**** Rows ****

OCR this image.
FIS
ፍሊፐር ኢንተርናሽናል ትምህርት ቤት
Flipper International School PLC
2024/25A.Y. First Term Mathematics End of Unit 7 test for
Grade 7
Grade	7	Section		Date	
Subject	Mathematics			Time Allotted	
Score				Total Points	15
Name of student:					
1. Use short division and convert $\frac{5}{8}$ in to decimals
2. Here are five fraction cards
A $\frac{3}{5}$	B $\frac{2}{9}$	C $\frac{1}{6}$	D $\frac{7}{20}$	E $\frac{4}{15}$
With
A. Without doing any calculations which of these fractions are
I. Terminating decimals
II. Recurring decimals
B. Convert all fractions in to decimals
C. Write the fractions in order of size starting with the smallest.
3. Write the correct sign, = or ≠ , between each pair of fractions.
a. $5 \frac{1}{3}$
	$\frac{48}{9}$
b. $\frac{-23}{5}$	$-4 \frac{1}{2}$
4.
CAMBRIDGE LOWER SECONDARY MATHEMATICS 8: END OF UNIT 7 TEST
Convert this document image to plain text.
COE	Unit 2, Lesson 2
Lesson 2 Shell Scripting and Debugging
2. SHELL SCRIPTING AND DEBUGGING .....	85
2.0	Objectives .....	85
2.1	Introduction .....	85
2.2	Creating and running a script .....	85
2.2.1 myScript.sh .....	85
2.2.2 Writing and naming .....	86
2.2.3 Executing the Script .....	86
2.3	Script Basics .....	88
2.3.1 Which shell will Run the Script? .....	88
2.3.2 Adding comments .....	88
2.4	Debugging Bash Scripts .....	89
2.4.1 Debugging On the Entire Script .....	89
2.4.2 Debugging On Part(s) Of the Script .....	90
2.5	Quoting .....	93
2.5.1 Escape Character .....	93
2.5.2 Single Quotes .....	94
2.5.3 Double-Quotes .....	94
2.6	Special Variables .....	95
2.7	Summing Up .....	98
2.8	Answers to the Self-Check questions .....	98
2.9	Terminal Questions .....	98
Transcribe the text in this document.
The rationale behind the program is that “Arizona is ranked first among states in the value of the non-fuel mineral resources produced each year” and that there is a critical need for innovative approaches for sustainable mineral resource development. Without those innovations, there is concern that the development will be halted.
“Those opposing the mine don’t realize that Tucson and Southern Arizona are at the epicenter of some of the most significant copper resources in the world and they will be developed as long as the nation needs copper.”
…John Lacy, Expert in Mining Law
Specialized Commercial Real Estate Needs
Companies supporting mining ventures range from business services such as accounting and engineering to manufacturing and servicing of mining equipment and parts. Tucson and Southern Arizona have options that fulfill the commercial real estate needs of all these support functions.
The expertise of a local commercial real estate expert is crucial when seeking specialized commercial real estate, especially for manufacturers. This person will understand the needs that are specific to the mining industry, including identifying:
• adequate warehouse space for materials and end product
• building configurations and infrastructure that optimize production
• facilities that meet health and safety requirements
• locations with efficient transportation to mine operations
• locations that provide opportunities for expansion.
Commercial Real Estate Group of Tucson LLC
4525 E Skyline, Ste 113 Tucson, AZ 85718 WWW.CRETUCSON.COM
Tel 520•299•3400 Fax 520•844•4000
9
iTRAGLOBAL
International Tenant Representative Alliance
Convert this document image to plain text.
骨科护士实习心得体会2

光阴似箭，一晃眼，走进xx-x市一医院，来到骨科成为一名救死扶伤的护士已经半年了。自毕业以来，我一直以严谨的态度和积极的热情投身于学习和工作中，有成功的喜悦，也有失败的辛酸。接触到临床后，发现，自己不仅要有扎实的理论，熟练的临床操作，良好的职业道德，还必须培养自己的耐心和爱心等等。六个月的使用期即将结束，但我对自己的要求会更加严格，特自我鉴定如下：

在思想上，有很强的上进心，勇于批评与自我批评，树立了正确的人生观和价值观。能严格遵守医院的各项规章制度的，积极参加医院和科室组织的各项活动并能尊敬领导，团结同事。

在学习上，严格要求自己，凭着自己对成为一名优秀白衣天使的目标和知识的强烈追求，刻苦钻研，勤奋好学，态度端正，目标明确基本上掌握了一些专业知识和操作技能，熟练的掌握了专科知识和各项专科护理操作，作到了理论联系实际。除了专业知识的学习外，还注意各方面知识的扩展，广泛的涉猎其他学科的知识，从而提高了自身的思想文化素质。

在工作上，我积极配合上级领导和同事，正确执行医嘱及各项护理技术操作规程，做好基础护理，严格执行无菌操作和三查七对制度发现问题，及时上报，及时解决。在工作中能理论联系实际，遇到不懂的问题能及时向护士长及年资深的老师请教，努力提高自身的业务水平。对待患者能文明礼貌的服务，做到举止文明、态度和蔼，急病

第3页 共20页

****

Problem description:
List every line from the entries above in which "these" appears.

Correct result:
A. Without doing any calculations which of these fractions are
Companies supporting mining ventures range from business services such as accounting and engineering to manufacturing and servicing of mining equipment and parts. Tucson and Southern Arizona have options that fulfill the commercial real estate needs of all these support functions.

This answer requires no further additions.